(Data tied to figure images)

....

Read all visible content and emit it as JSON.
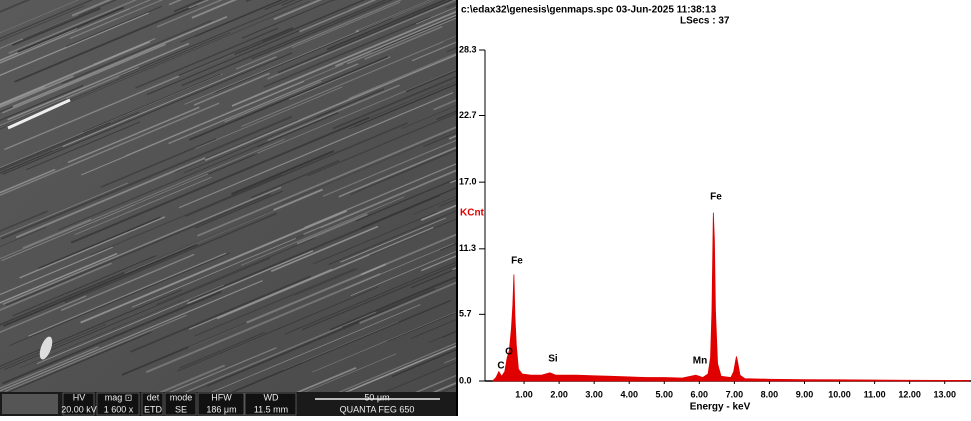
{
  "sem_image": {
    "labels": [
      "HV",
      "mag ⊡",
      "det",
      "mode",
      "HFW",
      "WD"
    ],
    "values": [
      "20.00 kV",
      "1 600 x",
      "ETD",
      "SE",
      "186 μm",
      "11.5 mm"
    ],
    "scale_bar": "50 μm",
    "instrument": "QUANTA FEG 650"
  },
  "chart_data": {
    "type": "area",
    "title": "c:\\edax32\\genesis\\genmaps.spc  03-Jun-2025 11:38:13",
    "subtitle": "LSecs :  37",
    "x_label": "Energy - keV",
    "y_label": "KCnt",
    "color": "#e00000",
    "annotations": [
      "C",
      "O",
      "Fe",
      "Si",
      "Mn",
      "Fe"
    ],
    "x": [
      0.1,
      0.2,
      0.28,
      0.36,
      0.45,
      0.52,
      0.58,
      0.64,
      0.68,
      0.71,
      0.74,
      0.78,
      0.84,
      0.95,
      1.2,
      1.5,
      1.74,
      1.9,
      2.5,
      3.0,
      3.5,
      4.0,
      4.5,
      5.0,
      5.5,
      5.9,
      6.1,
      6.25,
      6.32,
      6.36,
      6.4,
      6.43,
      6.46,
      6.52,
      6.62,
      6.9,
      6.98,
      7.04,
      7.06,
      7.1,
      7.16,
      7.3,
      8.0,
      9.0,
      10.0,
      11.0,
      12.0,
      13.0,
      13.7
    ],
    "values": [
      0.0,
      0.3,
      0.8,
      0.4,
      0.8,
      2.0,
      2.6,
      4.5,
      6.5,
      9.1,
      5.5,
      3.0,
      1.0,
      0.6,
      0.5,
      0.5,
      0.7,
      0.5,
      0.5,
      0.45,
      0.4,
      0.35,
      0.3,
      0.3,
      0.25,
      0.5,
      0.3,
      0.6,
      2.0,
      6.0,
      14.4,
      12.0,
      6.0,
      1.5,
      0.4,
      0.3,
      0.8,
      1.8,
      2.1,
      1.5,
      0.5,
      0.2,
      0.15,
      0.12,
      0.1,
      0.08,
      0.06,
      0.05,
      0.05
    ],
    "xlim": [
      0,
      13.75
    ],
    "ylim": [
      0,
      28.3
    ],
    "xticks": [
      {
        "value": 1,
        "label": "1.00"
      },
      {
        "value": 2,
        "label": "2.00"
      },
      {
        "value": 3,
        "label": "3.00"
      },
      {
        "value": 4,
        "label": "4.00"
      },
      {
        "value": 5,
        "label": "5.00"
      },
      {
        "value": 6,
        "label": "6.00"
      },
      {
        "value": 7,
        "label": "7.00"
      },
      {
        "value": 8,
        "label": "8.00"
      },
      {
        "value": 9,
        "label": "9.00"
      },
      {
        "value": 10,
        "label": "10.00"
      },
      {
        "value": 11,
        "label": "11.00"
      },
      {
        "value": 12,
        "label": "12.00"
      },
      {
        "value": 13,
        "label": "13.00"
      }
    ],
    "yticks": [
      {
        "value": 0,
        "label": "0.0"
      },
      5.7,
      11.3,
      {
        "value": 17,
        "label": "17.0"
      },
      22.7,
      28.3
    ]
  }
}
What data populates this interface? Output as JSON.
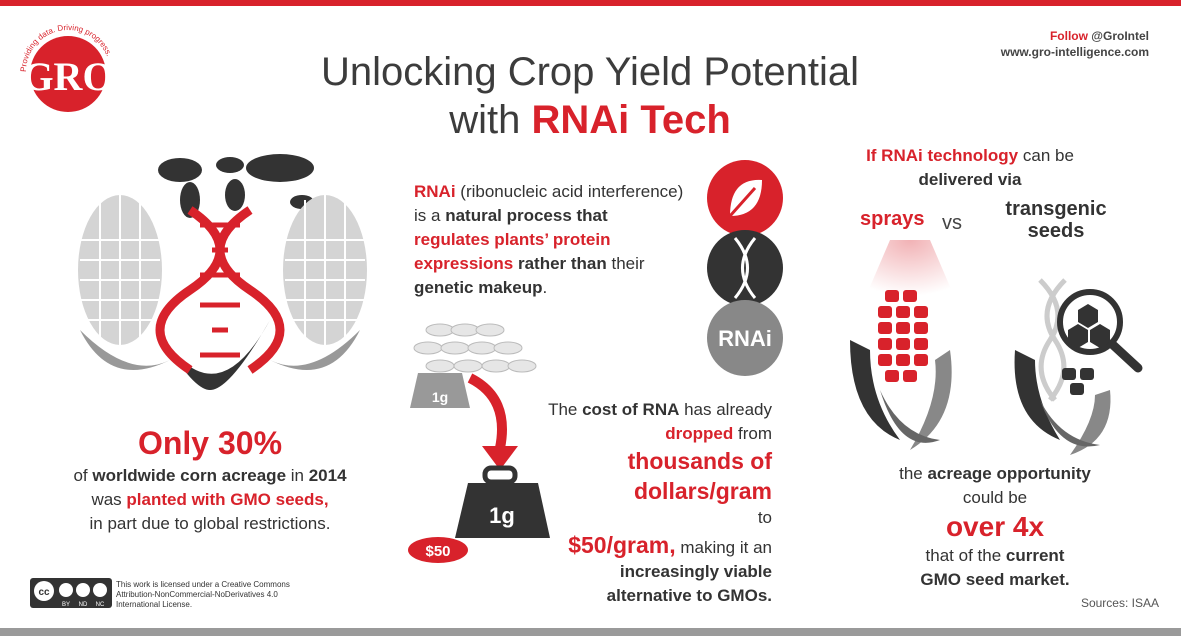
{
  "logo": {
    "letters": "GRO",
    "tagline": "Providing data. Driving progress."
  },
  "follow": {
    "label": "Follow",
    "handle": "@GroIntel",
    "url": "www.gro-intelligence.com"
  },
  "title": {
    "line1": "Unlocking Crop Yield Potential",
    "line2_prefix": "with ",
    "line2_highlight": "RNAi Tech"
  },
  "left": {
    "stat": "Only 30%",
    "t1": "of ",
    "t2": "worldwide corn acreage",
    "t3": " in ",
    "t4": "2014",
    "t5": "was ",
    "t6": "planted with GMO seeds,",
    "t7": "in part due to global restrictions."
  },
  "middle": {
    "rnai": "RNAi",
    "m1": " (ribonucleic acid interference) is a ",
    "m2": "natural process that ",
    "m3": "regulates plants’ protein expressions",
    "m4": " rather than",
    "m5": " their ",
    "m6": "genetic makeup",
    "m7": ".",
    "icon_label": "RNAi"
  },
  "weights": {
    "small": "1g",
    "big": "1g",
    "price": "$50"
  },
  "cost": {
    "c1": "The ",
    "c2": "cost of RNA",
    "c3": " has already ",
    "c4": "dropped",
    "c5": " from",
    "c6": "thousands of dollars/gram",
    "c7": " to",
    "c8": "$50/gram,",
    "c9": " making it an ",
    "c10": "increasingly viable alternative to GMOs."
  },
  "right": {
    "r1": "If RNAi technology",
    "r2": " can be ",
    "r3": "delivered via",
    "sprays": "sprays",
    "vs": "vs",
    "transgenic1": "transgenic",
    "transgenic2": "seeds",
    "b1": "the ",
    "b2": "acreage opportunity",
    "b3": "could be",
    "b4": "over 4x",
    "b5": "that of the ",
    "b6": "current",
    "b7": "GMO seed market."
  },
  "license": {
    "badge": "cc",
    "b_by": "BY",
    "b_nd": "ND",
    "b_nc": "NC",
    "text": "This work is licensed under a Creative Commons Attribution-NonCommercial-NoDerivatives 4.0 International License."
  },
  "sources": "Sources: ISAA",
  "colors": {
    "accent": "#d8222b",
    "dark": "#333333",
    "gray": "#9a9a9a"
  }
}
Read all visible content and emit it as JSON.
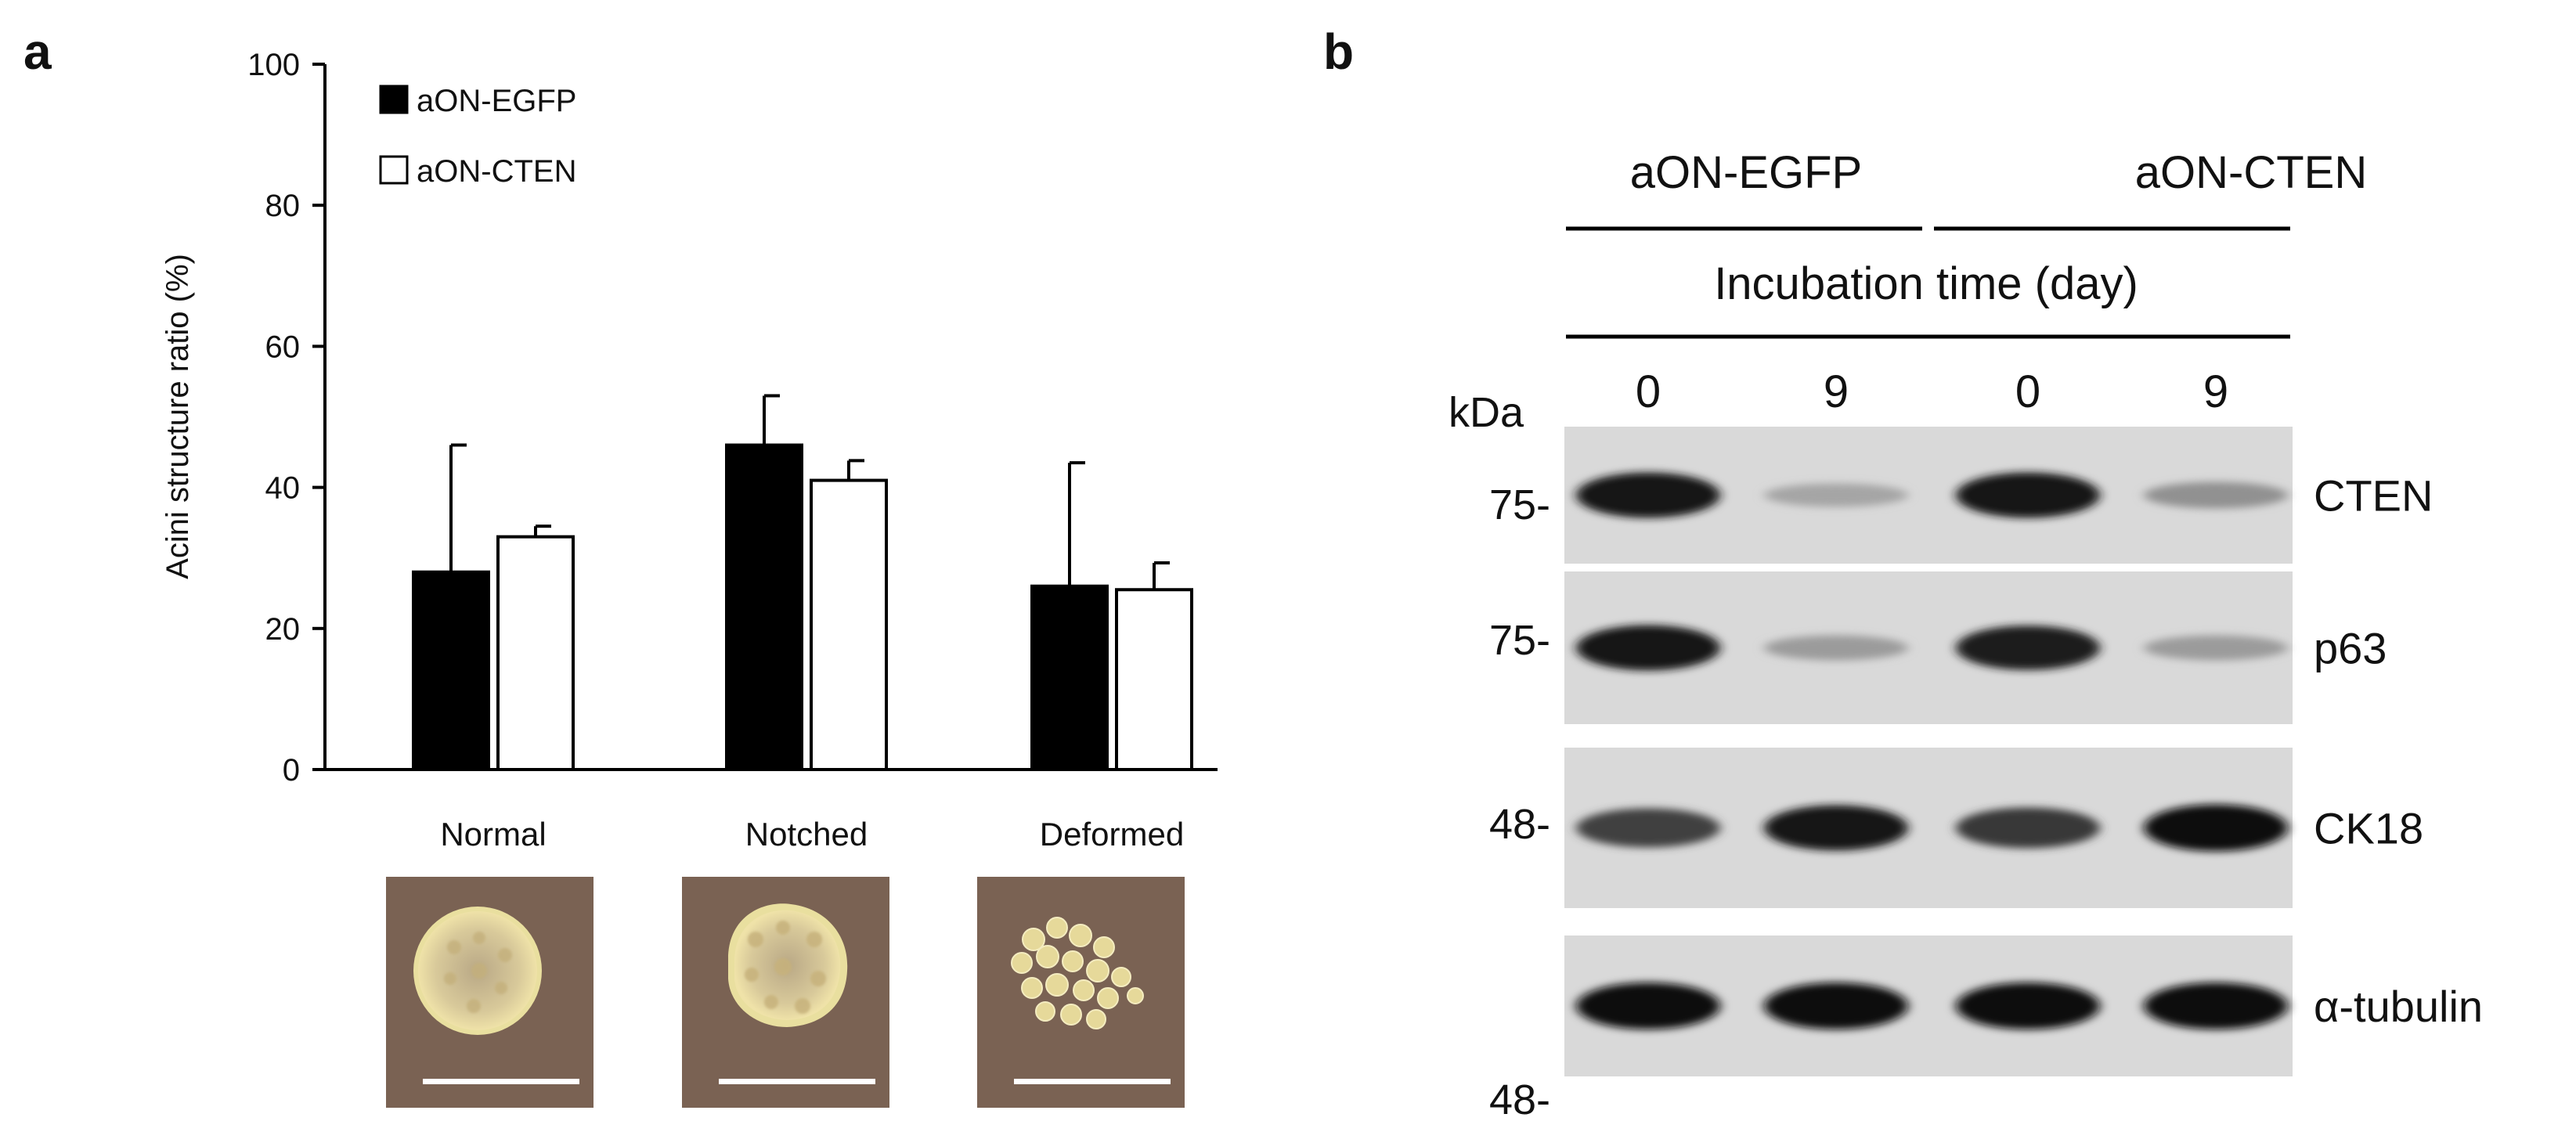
{
  "panel_a": {
    "letter": "a",
    "chart_data": {
      "type": "bar",
      "categories": [
        "Normal",
        "Notched",
        "Deformed"
      ],
      "series": [
        {
          "name": "aON-EGFP",
          "values": [
            28,
            46,
            26
          ],
          "errors": [
            18,
            7,
            17.5
          ],
          "color": "#000000"
        },
        {
          "name": "aON-CTEN",
          "values": [
            33,
            41,
            25.5
          ],
          "errors": [
            1.5,
            2.8,
            3.8
          ],
          "color": "#ffffff"
        }
      ],
      "ylabel": "Acini structure ratio (%)",
      "ylim": [
        0,
        100
      ],
      "yticks": [
        0,
        20,
        40,
        60,
        80,
        100
      ],
      "grid": false,
      "legend": "top-left"
    }
  },
  "panel_b": {
    "letter": "b",
    "group_labels": [
      "aON-EGFP",
      "aON-CTEN"
    ],
    "incubation_label": "Incubation time (day)",
    "kda_label": "kDa",
    "lane_labels": [
      "0",
      "9",
      "0",
      "9"
    ],
    "blots": [
      {
        "protein": "CTEN",
        "marker": "75-",
        "intensities": [
          0.95,
          0.25,
          0.95,
          0.35
        ]
      },
      {
        "protein": "p63",
        "marker": "75-",
        "intensities": [
          0.95,
          0.3,
          0.92,
          0.3
        ]
      },
      {
        "protein": "CK18",
        "marker": "48-",
        "intensities": [
          0.75,
          0.95,
          0.8,
          1.0
        ]
      },
      {
        "protein": "α-tubulin",
        "marker": "48-",
        "intensities": [
          1.0,
          1.0,
          1.0,
          1.0
        ]
      }
    ]
  }
}
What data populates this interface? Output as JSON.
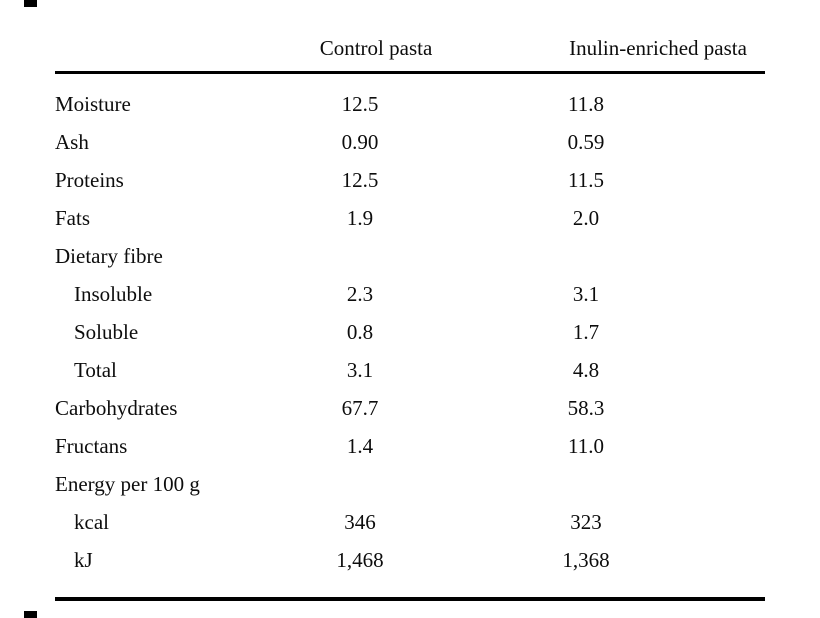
{
  "chart_data": {
    "type": "table",
    "columns": {
      "label": "",
      "control": "Control pasta",
      "inulin": "Inulin-enriched pasta"
    },
    "rows": [
      {
        "label": "Moisture",
        "control": "12.5",
        "inulin": "11.8"
      },
      {
        "label": "Ash",
        "control": "0.90",
        "inulin": "0.59"
      },
      {
        "label": "Proteins",
        "control": "12.5",
        "inulin": "11.5"
      },
      {
        "label": "Fats",
        "control": "1.9",
        "inulin": "2.0"
      },
      {
        "label": "Dietary fibre",
        "control": "",
        "inulin": ""
      },
      {
        "label": "Insoluble",
        "control": "2.3",
        "inulin": "3.1"
      },
      {
        "label": "Soluble",
        "control": "0.8",
        "inulin": "1.7"
      },
      {
        "label": "Total",
        "control": "3.1",
        "inulin": "4.8"
      },
      {
        "label": "Carbohydrates",
        "control": "67.7",
        "inulin": "58.3"
      },
      {
        "label": "Fructans",
        "control": "1.4",
        "inulin": "11.0"
      },
      {
        "label": "Energy per 100 g",
        "control": "",
        "inulin": ""
      },
      {
        "label": "kcal",
        "control": "346",
        "inulin": "323"
      },
      {
        "label": "kJ",
        "control": "1,468",
        "inulin": "1,368"
      }
    ],
    "layout": {
      "grid": "off",
      "rules": [
        "below-header",
        "table-bottom"
      ]
    }
  },
  "colors": {
    "text": "#0d0d0d",
    "rule": "#000000",
    "background": "#ffffff"
  }
}
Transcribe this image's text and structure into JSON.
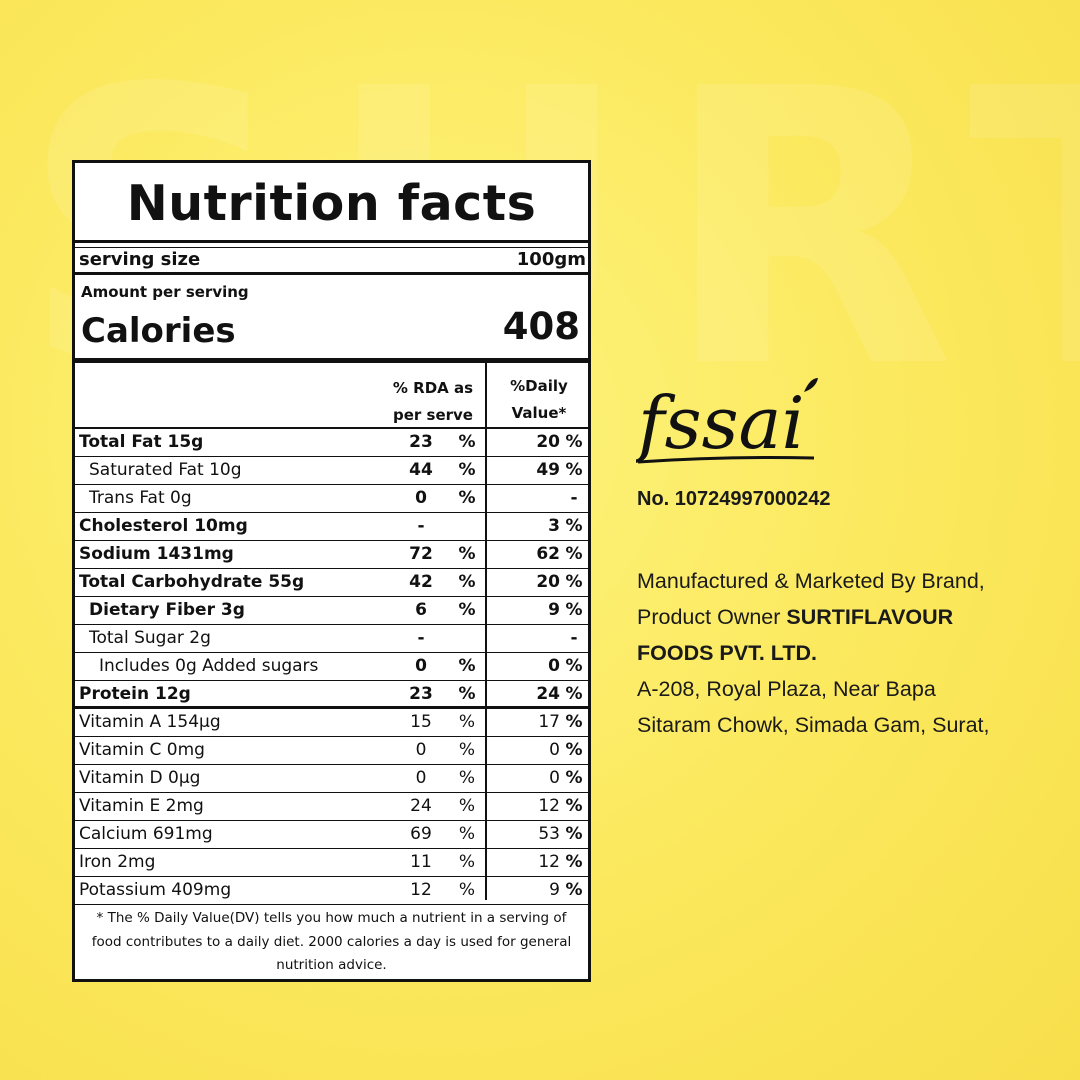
{
  "label": {
    "title": "Nutrition facts",
    "serving_size_label": "serving size",
    "serving_size_value": "100gm",
    "amount_per_serving": "Amount per serving",
    "calories_label": "Calories",
    "calories_value": "408",
    "col1_header_line1": "% RDA as",
    "col1_header_line2": "per serve",
    "col2_header_line1": "%Daily",
    "col2_header_line2": "Value*",
    "rows": [
      {
        "name": "Total Fat 15g",
        "rda": "23",
        "rda_pct": "%",
        "dv": "20",
        "dv_pct": "%"
      },
      {
        "name": "Saturated Fat 10g",
        "rda": "44",
        "rda_pct": "%",
        "dv": "49",
        "dv_pct": "%"
      },
      {
        "name": "Trans Fat 0g",
        "rda": "0",
        "rda_pct": "%",
        "dv": "",
        "dv_pct": "-"
      },
      {
        "name": "Cholesterol 10mg",
        "rda": "-",
        "rda_pct": "",
        "dv": "3",
        "dv_pct": "%"
      },
      {
        "name": "Sodium 1431mg",
        "rda": "72",
        "rda_pct": "%",
        "dv": "62",
        "dv_pct": "%"
      },
      {
        "name": "Total Carbohydrate 55g",
        "rda": "42",
        "rda_pct": "%",
        "dv": "20",
        "dv_pct": "%"
      },
      {
        "name": "Dietary Fiber 3g",
        "rda": "6",
        "rda_pct": "%",
        "dv": "9",
        "dv_pct": "%"
      },
      {
        "name": "Total Sugar 2g",
        "rda": "-",
        "rda_pct": "",
        "dv": "",
        "dv_pct": "-"
      },
      {
        "name": "Includes 0g Added sugars",
        "rda": "0",
        "rda_pct": "%",
        "dv": "0",
        "dv_pct": "%"
      },
      {
        "name": "Protein 12g",
        "rda": "23",
        "rda_pct": "%",
        "dv": "24",
        "dv_pct": "%"
      },
      {
        "name": "Vitamin A 154µg",
        "rda": "15",
        "rda_pct": "%",
        "dv": "17",
        "dv_pct": "%"
      },
      {
        "name": "Vitamin C  0mg",
        "rda": "0",
        "rda_pct": "%",
        "dv": "0",
        "dv_pct": "%"
      },
      {
        "name": "Vitamin D 0µg",
        "rda": "0",
        "rda_pct": "%",
        "dv": "0",
        "dv_pct": "%"
      },
      {
        "name": "Vitamin E 2mg",
        "rda": "24",
        "rda_pct": "%",
        "dv": "12",
        "dv_pct": "%"
      },
      {
        "name": "Calcium 691mg",
        "rda": "69",
        "rda_pct": "%",
        "dv": "53",
        "dv_pct": "%"
      },
      {
        "name": "Iron 2mg",
        "rda": "11",
        "rda_pct": "%",
        "dv": "12",
        "dv_pct": "%"
      },
      {
        "name": "Potassium 409mg",
        "rda": "12",
        "rda_pct": "%",
        "dv": "9",
        "dv_pct": "%"
      }
    ],
    "footnote": "* The %  Daily Value(DV) tells you how much a nutrient in a serving of food contributes to a daily diet. 2000 calories a day is used for general nutrition advice."
  },
  "fssai": {
    "logo_text": "fssai",
    "license_no": "No. 10724997000242"
  },
  "manufacturer": {
    "line1": "Manufactured & Marketed By Brand,",
    "line2_prefix": "Product Owner ",
    "company_part1": "SURTIFLAVOUR",
    "company_part2": "FOODS PVT. LTD.",
    "address_line1": "A-208, Royal Plaza, Near Bapa",
    "address_line2": "Sitaram Chowk, Simada Gam, Surat,"
  },
  "colors": {
    "background": "#fbe85c",
    "ink": "#111111"
  }
}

....

DESCRIPTION OF THE TASK: Which of the lines above hold the string "Daily"? Pick each of them out.

YOUR SOLUTION:
    "col2_header_line1": "%Daily",
    "footnote": "* The %  Daily Value(DV) tells you how much a nutrient in a serving of food contributes to a daily diet. 2000 calories a day is used for general nutrition advice."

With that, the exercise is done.